- _Obiettivo 1_
Riscrivi il passo del testo sulle donne ai vertici delle aziende partendo dalle parole "Nulla sembra essere" e fermandoti dopo "e affari sociali).", e sostituisci "Vicepresidenti" con "Vicepresidenti della Commissione".

- _Testo mostrato_
****************
Donne ai vertici delle aziende: la Commissione Europea propone un obiettivo del 40%

Le donne di talento continuano a trovare ostacoli alla loro carriera

Un “soffitto di cristallo” impedisce loro di accedere ai vertici delle aziende; per infrangerlo la CE ha presentato una proposta legislativa: raggiungere un obiettivo del 40% del sesso sotto-rappresentato tra gli amministratori senza incarichi esecutivi nelle società quotate, tranne nelle piccole e medie imprese.

Attualmente i consigli sono dominati da un unico genere: l’85% degli amministratori senza incarichi esecutivi e il 91,1% di quelli con incarichi esecutivi infatti sono uomini, mentre alle donne restano, rispettivamente, il 15% e l’8,9%. E questo nonostante l’intenso dibattito pubblico al riguardo e alcune iniziative volontarie a livello nazionale ed europeo.

Nulla sembra essere cambiato dal 2003: da quell’anno a oggi il numero di donne negli organi direttivi delle aziende è aumentato in media appena dello 0,6% all’anno. Per accelerare il raggiungimento di un equilibrio – e perlomeno di un maggior equilibrio – è stato presentato un atto legislativo dell’Unione Europea, congiuntamente dai Vicepresidenti Viviane Reding (Commissaria per la giustizia, i diritti fondamentali e la cittadinanza), Antonio Tajani (industria e imprenditoria), Joaquín Almunia (concorrenza) e Olli Rehn (affari economici e monetari) e dai Commissari Michel Barnier (mercato interno e servizi) e Lázsló Andor (occupazione e affari sociali).

Si tratta di una risposta agli inviti del Parlamento Europeo, che ha chiesto a più riprese, a maggioranza assoluta, misure legislative sull’uguaglianza tra donne e uomini negli organi decisionali delle imprese. Uno degli obiettivi prioritari dell’Unione Europea è quello di “permettere a donne competenti e qualificate di accedere a posti oggi difficilmente accessibili, eliminando gli ostacoli che sussistono e le disuguaglianze di genere che impediscono alle donne di progredire nelle loro carriere”, pertanto lo stesso Parlamento europeo già nelle risoluzioni degli scorsi anni aveva fatto presente che la parità di genere in tema di occupazione “deve promuovere senza distinzioni gli uomini e le donne in seno al mercato del lavoro e nei posti dirigenziali a tutti i livelli, per pervenire a una giustizia sociale e utilizzare appieno le competenze delle donne in modo anche da rafforzare l’economia, e garantire la realizzazione delle donne nella medesima misura degli uomini”.
****************
- _Elenco memorizzato_
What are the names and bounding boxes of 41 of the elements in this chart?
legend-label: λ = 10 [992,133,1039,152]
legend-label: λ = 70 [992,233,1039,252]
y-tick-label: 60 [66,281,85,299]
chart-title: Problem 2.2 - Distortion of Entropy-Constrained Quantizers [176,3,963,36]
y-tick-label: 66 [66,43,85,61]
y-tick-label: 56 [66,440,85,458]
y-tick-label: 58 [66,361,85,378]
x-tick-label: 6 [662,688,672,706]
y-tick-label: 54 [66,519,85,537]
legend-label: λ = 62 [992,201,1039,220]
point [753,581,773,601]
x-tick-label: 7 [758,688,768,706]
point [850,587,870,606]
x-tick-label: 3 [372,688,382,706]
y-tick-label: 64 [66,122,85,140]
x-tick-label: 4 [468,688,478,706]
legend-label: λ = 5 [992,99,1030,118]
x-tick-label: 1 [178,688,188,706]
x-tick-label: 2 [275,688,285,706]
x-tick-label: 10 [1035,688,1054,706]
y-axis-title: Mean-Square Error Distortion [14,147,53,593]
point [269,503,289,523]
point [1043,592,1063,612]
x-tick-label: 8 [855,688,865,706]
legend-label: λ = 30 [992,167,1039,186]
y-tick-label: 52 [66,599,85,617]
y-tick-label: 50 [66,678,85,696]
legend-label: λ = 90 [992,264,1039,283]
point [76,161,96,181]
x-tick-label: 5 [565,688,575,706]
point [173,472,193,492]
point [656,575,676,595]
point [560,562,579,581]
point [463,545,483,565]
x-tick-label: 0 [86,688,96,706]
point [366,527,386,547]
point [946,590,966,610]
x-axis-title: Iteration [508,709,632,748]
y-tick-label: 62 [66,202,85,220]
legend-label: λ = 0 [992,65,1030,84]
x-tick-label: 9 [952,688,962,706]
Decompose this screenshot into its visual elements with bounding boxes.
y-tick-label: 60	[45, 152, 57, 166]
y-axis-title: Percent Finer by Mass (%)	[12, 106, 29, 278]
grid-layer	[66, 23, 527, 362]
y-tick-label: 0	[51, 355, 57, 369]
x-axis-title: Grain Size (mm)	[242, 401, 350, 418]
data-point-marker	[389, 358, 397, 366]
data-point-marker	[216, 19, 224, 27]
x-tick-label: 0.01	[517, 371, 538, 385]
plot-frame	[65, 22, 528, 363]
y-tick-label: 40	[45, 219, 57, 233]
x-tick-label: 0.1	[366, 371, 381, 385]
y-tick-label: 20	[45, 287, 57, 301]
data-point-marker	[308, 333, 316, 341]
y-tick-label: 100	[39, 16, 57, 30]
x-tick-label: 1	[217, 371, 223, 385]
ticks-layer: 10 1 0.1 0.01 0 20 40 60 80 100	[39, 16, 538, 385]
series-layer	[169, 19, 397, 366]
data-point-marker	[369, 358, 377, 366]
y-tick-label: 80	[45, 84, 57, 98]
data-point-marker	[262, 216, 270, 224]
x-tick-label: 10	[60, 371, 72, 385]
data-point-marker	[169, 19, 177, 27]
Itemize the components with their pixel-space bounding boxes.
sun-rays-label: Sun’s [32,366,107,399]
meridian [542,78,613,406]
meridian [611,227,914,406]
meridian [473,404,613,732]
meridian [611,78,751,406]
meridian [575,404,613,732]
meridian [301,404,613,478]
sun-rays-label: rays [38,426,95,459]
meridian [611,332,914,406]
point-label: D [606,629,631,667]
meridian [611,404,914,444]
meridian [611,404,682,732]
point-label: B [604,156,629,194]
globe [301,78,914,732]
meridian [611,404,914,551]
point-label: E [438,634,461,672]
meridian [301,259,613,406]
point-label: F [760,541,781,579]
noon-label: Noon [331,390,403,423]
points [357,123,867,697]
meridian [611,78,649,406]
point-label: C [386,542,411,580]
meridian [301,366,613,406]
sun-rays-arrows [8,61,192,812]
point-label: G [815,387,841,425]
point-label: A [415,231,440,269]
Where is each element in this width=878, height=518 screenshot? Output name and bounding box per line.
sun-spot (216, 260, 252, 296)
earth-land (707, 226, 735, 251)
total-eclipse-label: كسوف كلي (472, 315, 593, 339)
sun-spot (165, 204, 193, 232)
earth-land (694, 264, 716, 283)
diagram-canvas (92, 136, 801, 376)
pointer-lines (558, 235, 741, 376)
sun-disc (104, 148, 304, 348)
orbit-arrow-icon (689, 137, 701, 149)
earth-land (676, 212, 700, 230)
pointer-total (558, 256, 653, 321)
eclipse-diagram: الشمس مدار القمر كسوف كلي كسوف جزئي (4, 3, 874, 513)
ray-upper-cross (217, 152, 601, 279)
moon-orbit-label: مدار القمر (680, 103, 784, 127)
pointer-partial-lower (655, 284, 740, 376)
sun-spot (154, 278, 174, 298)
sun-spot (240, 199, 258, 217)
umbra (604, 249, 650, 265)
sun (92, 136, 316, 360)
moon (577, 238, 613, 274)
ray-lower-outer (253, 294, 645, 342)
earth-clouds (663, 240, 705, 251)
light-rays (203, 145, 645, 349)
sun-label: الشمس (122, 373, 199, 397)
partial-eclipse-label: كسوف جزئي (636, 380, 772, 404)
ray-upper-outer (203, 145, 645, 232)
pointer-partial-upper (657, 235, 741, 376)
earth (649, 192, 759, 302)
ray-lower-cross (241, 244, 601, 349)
****************
- _Obiettivo 2_
Ricopia senza alcuna modifica l'elenco dal suo inizio fino alla riga che contiene "chart-title: Problem 2.2", compresa.

- _Risultato 1_
Nulla sembra essere cambiato dal 2003: da quell’anno a oggi il numero di donne negli organi direttivi delle aziende è aumentato in media appena dello 0,6% all’anno. Per accelerare il raggiungimento di un equilibrio – e perlomeno di un maggior equilibrio – è stato presentato un atto legislativo dell’Unione Europea, congiuntamente dai Vicepresidenti della Commissione Viviane Reding (Commissaria per la giustizia, i diritti fondamentali e la cittadinanza), Antonio Tajani (industria e imprenditoria), Joaquín Almunia (concorrenza) e Olli Rehn (affari economici e monetari) e dai Commissari Michel Barnier (mercato interno e servizi) e Lázsló Andor (occupazione e affari sociali).

- _Risultato 2_
What are the names and bounding boxes of 41 of the elements in this chart?
legend-label: λ = 10 [992,133,1039,152]
legend-label: λ = 70 [992,233,1039,252]
y-tick-label: 60 [66,281,85,299]
chart-title: Problem 2.2 - Distortion of Entropy-Constrained Quantizers [176,3,963,36]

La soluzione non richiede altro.